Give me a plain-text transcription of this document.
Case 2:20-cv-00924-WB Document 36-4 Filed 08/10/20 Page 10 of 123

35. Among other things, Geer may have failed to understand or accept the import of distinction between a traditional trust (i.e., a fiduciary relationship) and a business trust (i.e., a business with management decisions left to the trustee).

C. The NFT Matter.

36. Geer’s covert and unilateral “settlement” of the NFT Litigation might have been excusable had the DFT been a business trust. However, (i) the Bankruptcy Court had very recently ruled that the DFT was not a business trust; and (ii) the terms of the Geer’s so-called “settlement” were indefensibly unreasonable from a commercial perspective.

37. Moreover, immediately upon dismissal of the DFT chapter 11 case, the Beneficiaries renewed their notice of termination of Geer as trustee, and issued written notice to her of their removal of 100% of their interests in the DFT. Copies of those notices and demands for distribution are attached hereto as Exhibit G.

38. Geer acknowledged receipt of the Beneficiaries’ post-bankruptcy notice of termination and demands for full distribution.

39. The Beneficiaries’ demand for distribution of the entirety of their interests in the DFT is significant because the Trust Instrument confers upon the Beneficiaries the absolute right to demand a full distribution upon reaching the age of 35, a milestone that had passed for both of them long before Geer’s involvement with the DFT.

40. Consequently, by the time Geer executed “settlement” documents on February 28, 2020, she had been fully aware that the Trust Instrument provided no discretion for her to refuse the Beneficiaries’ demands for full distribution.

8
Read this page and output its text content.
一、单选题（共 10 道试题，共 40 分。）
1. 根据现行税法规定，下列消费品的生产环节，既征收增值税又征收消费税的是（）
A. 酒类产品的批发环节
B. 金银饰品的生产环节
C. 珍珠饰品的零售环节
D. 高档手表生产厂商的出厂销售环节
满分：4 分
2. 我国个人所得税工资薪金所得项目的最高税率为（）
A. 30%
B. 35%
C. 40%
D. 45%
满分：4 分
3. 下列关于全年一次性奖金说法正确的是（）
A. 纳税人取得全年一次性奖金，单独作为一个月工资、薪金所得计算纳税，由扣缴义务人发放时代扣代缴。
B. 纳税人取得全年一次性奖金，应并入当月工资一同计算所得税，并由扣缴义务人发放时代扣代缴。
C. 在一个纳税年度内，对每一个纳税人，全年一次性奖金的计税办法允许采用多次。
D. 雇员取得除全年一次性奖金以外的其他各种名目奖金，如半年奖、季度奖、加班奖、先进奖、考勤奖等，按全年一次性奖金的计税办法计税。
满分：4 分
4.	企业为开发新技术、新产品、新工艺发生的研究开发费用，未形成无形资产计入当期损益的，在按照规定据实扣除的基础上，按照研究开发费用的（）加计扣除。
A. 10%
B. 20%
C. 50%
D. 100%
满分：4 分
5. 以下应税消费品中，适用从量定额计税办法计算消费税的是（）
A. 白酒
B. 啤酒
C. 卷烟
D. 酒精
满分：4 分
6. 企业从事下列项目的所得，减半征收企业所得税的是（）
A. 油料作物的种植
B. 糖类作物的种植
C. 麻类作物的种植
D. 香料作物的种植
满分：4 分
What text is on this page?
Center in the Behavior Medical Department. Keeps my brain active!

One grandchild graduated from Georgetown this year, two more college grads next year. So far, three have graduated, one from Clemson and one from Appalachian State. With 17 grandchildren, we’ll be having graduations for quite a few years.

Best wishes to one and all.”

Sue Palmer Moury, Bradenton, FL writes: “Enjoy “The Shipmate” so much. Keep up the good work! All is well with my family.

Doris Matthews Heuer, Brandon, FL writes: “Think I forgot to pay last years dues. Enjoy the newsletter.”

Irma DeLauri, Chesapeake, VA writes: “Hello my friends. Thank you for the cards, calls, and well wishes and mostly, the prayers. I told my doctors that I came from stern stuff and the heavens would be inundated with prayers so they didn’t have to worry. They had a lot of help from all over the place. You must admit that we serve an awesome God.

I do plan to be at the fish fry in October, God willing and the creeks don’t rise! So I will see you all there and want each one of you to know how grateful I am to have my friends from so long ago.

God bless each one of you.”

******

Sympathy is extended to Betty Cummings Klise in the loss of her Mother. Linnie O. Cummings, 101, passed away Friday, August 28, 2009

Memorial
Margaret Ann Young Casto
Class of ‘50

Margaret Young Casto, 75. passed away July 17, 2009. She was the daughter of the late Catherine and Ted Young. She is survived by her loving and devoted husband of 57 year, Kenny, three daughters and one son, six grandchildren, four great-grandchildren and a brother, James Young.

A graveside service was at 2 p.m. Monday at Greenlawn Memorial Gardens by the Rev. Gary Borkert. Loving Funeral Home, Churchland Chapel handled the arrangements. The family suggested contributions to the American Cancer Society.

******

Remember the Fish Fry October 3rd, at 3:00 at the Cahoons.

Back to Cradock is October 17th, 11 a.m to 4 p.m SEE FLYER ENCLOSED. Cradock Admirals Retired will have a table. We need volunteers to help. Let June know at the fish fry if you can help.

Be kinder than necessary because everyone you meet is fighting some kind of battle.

**Description of the task**
Return the number of lines that include the word "October", and nothing else.

**Solution below**
3